▶ **PAGE EXCERPT**:
Thread: Distinguishing types

  1. #1
    Registered User
    Join Date
    Apr 2006

    Distinguishing types


    I was wondering if someone could help me.
    I have a template function where based on the type passed in
    I have to possibly access a struct member or just print the value.
    Yet when I try to compile this it fails with tons of errors.

    #include <typeinfo>
    #include <iostream>
    using namespace std;
    typedef struct {
        double a;
        double b;
    } A;
    template<class E> void check_el(E val) {
      if(typeid(E) == typeid(int)) {
        cout << val << endl;
      } else if(typeid(E) == typeid(A)){
        double t = val.a;
        cout << t << endl;
      } else {
        cout << "NOTHING" << endl;
    int main() {
        A a = {1, 2};
        return 0;
    How would I go about fixing this?

    Thanks a lot for any help,

  2. #2
    Registered User
    Join Date
    May 2006
    My guess is that you can't use templates with typeid, I might be wrong though. Simple remark, however, you don't need to use the typedef trick for structures in C++. It's a problem that's been fixed from C to C++.

  3. #3
    Software Developer jverkoey's Avatar
    Join Date
    Feb 2003
    University of Waterloo
    Instead of trying to implement a function that determines the type of data passed in, you will have more success outputting the data as you normally would with cout.

    To do so you will merely need to provide an ostream << operator overloading function for each structure that handles its output.

▶ **DIRECTION 1**:
In the forum thread, rewrite the paragraph beginning "My guess is that you can't use templates with typeid" more briefly, keeping its main facts.

▶ **RECORD EXCERPTS**:
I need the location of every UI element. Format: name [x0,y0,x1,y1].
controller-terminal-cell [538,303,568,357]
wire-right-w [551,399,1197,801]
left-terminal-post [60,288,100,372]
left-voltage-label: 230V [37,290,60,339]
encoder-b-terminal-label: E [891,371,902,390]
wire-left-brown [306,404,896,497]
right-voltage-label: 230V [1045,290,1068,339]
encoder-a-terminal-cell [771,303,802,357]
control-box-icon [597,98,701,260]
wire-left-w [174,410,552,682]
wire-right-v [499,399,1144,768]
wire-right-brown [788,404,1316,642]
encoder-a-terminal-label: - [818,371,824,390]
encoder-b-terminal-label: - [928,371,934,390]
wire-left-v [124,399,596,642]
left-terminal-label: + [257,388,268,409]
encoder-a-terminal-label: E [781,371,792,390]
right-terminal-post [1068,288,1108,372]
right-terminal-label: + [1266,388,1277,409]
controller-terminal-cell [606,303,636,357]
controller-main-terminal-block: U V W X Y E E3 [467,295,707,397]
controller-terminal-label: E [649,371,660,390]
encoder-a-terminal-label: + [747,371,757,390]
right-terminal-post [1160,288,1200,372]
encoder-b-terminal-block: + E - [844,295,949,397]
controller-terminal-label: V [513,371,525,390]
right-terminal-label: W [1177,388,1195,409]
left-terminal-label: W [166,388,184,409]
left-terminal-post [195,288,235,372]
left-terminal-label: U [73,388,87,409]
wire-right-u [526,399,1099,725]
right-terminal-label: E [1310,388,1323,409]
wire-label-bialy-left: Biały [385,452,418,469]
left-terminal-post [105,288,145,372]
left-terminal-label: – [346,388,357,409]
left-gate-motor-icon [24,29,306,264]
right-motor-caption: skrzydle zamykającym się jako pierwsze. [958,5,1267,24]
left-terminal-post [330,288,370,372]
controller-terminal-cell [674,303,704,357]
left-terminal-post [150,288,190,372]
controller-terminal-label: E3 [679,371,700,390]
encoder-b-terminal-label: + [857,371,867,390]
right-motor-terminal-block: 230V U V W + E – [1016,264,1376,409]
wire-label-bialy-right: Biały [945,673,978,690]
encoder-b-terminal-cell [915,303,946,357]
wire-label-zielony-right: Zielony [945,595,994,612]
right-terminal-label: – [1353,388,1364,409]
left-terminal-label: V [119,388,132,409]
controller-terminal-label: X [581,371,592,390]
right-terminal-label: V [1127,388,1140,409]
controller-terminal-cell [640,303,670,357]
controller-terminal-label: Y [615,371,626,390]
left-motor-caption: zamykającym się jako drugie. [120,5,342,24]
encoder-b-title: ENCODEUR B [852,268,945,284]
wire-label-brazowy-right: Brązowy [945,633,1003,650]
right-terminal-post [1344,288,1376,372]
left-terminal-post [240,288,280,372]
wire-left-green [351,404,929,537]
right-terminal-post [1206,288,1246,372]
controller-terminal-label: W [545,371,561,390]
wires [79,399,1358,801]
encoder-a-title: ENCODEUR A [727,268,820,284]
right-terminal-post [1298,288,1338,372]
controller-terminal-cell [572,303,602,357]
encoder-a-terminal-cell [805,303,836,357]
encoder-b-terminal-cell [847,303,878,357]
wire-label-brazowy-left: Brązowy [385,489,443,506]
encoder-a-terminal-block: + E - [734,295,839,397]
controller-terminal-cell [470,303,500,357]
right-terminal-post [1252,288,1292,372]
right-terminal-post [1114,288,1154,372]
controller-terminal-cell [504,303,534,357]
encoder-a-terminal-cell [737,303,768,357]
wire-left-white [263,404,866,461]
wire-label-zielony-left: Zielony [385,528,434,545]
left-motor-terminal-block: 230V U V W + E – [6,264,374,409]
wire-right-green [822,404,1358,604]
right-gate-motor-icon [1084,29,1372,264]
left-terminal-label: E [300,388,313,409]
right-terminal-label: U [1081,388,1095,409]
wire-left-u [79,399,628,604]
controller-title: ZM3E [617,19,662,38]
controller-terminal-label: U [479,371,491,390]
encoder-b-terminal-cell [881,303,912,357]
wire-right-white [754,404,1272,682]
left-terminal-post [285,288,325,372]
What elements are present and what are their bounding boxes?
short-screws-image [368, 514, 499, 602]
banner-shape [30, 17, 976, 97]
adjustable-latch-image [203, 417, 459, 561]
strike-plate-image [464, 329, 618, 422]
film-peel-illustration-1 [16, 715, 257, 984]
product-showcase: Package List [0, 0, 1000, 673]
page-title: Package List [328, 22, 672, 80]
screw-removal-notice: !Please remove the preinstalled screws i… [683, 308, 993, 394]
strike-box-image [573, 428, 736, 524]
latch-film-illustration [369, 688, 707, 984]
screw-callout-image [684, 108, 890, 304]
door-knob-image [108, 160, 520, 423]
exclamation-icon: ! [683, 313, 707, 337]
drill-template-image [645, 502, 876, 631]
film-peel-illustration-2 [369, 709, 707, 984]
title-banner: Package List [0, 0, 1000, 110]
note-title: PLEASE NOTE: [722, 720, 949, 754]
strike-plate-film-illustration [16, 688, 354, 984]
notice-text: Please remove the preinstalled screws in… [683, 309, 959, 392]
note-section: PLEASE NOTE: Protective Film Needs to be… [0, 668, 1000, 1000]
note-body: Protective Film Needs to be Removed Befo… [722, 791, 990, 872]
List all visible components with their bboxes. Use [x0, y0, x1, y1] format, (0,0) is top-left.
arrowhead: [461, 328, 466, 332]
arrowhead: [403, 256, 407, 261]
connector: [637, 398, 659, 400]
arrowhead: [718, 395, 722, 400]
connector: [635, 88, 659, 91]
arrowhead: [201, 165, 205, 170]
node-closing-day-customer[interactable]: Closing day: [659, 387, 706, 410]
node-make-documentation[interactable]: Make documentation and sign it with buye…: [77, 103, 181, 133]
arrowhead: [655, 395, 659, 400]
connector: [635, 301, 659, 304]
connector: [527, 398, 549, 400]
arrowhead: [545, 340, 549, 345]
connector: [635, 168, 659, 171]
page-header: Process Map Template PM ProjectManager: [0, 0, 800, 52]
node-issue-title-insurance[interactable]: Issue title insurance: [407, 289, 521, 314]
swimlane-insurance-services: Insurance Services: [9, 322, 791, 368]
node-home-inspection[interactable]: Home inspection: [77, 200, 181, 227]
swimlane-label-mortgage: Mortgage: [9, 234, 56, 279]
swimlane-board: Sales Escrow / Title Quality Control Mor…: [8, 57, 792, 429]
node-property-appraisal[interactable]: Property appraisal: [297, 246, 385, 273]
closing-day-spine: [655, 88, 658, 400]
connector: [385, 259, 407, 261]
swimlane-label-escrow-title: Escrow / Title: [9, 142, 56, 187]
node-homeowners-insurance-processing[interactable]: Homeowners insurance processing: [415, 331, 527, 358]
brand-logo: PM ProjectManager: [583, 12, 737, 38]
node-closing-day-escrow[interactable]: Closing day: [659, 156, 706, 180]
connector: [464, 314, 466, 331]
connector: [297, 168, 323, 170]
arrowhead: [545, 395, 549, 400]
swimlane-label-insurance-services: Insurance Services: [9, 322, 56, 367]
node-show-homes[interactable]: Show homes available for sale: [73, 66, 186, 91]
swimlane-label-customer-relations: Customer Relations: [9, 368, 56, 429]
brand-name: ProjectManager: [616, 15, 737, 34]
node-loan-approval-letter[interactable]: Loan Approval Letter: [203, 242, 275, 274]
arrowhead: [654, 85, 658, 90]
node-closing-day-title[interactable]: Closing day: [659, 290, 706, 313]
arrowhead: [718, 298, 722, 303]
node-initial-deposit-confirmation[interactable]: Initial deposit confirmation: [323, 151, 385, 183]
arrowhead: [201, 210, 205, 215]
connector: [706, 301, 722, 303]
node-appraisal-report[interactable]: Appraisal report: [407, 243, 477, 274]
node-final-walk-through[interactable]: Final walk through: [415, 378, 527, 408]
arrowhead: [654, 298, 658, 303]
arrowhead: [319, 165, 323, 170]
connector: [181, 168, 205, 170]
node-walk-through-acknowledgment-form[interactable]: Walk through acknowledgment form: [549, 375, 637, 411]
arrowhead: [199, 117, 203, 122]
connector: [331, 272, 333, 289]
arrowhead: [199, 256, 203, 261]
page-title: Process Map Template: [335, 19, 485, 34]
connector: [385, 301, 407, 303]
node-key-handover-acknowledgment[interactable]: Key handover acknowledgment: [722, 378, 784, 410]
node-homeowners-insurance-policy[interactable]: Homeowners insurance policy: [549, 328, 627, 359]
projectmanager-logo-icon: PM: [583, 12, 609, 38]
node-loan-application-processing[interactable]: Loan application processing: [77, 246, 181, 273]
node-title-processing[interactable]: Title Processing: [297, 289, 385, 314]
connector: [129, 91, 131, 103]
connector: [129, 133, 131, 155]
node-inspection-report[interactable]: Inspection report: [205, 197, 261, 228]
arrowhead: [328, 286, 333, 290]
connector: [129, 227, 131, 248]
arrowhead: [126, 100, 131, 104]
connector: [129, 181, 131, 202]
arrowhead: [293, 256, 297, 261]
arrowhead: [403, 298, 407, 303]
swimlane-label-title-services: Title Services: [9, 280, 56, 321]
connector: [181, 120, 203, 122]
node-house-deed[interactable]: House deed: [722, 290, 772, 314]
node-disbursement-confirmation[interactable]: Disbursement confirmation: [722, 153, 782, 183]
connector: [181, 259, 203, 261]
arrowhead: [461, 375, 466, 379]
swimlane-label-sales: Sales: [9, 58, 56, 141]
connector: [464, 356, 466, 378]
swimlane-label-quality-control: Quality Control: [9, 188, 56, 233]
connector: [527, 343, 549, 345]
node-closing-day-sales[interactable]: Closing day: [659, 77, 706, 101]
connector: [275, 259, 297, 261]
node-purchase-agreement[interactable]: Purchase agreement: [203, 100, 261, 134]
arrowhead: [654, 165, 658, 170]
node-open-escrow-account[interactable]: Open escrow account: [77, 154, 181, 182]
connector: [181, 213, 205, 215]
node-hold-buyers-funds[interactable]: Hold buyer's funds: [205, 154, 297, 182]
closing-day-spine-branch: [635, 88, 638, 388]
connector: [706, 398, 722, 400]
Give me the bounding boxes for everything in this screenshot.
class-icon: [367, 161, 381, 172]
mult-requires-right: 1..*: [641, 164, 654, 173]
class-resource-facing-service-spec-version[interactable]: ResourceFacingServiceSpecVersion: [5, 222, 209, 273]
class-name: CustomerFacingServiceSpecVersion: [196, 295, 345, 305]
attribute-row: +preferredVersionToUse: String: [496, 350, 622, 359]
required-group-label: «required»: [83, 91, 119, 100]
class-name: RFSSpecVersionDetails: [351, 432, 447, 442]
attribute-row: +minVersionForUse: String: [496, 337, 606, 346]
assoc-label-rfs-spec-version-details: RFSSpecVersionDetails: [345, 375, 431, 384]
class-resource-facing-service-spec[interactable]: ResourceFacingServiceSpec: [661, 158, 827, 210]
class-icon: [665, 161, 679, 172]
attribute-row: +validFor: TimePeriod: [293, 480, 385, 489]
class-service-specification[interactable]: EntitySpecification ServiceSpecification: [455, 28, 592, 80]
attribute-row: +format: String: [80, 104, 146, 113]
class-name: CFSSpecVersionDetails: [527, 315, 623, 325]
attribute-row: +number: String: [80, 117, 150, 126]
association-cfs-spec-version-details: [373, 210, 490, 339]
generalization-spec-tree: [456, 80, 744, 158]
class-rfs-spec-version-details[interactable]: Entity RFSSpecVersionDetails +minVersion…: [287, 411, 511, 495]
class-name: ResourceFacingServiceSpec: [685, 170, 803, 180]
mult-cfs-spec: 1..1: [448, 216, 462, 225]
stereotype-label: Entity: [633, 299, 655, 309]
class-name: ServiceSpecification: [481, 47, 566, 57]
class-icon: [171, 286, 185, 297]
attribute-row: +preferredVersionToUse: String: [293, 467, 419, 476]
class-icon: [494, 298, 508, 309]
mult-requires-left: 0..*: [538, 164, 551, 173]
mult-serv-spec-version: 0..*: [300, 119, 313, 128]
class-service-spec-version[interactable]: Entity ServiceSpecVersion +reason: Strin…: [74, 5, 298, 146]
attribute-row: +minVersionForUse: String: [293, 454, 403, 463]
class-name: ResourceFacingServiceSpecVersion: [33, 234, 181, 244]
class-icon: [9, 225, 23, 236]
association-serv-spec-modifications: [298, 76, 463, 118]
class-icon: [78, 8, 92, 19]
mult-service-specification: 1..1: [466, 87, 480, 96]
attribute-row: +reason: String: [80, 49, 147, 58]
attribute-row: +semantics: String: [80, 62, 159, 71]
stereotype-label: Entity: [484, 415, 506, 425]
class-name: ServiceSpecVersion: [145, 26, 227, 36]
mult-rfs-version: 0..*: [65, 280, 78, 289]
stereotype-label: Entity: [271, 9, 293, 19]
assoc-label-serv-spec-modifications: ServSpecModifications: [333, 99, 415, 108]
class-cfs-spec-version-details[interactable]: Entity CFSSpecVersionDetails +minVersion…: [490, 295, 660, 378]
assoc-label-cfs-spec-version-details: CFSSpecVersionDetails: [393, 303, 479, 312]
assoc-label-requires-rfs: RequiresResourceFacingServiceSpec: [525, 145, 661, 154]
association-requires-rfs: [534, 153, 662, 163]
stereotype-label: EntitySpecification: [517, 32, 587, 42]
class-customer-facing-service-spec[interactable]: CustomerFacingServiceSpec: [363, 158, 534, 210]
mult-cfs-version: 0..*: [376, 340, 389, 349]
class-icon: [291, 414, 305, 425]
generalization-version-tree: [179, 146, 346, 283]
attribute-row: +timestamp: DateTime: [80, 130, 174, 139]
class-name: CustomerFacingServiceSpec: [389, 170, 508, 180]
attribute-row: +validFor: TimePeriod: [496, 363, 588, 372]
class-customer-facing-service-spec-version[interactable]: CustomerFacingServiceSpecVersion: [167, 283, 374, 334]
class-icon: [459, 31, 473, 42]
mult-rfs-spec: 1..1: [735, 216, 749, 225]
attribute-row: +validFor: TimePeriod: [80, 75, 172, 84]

▶ **DIRECTION 2**:
Reproduce the records word for word, from their first line through the line containing "wire-right-brown [788,404,1316,642]".

▶ **TASK ANSWER 1**:
The reply suspects, though not with certainty, that typeid can't be used with templates. It also notes that C++ doesn't need the typedef trick for structures, because that C problem was fixed in C++.

▶ **TASK ANSWER 2**:
I need the location of every UI element. Format: name [x0,y0,x1,y1].
controller-terminal-cell [538,303,568,357]
wire-right-w [551,399,1197,801]
left-terminal-post [60,288,100,372]
left-voltage-label: 230V [37,290,60,339]
encoder-b-terminal-label: E [891,371,902,390]
wire-left-brown [306,404,896,497]
right-voltage-label: 230V [1045,290,1068,339]
encoder-a-terminal-cell [771,303,802,357]
control-box-icon [597,98,701,260]
wire-left-w [174,410,552,682]
wire-right-v [499,399,1144,768]
wire-right-brown [788,404,1316,642]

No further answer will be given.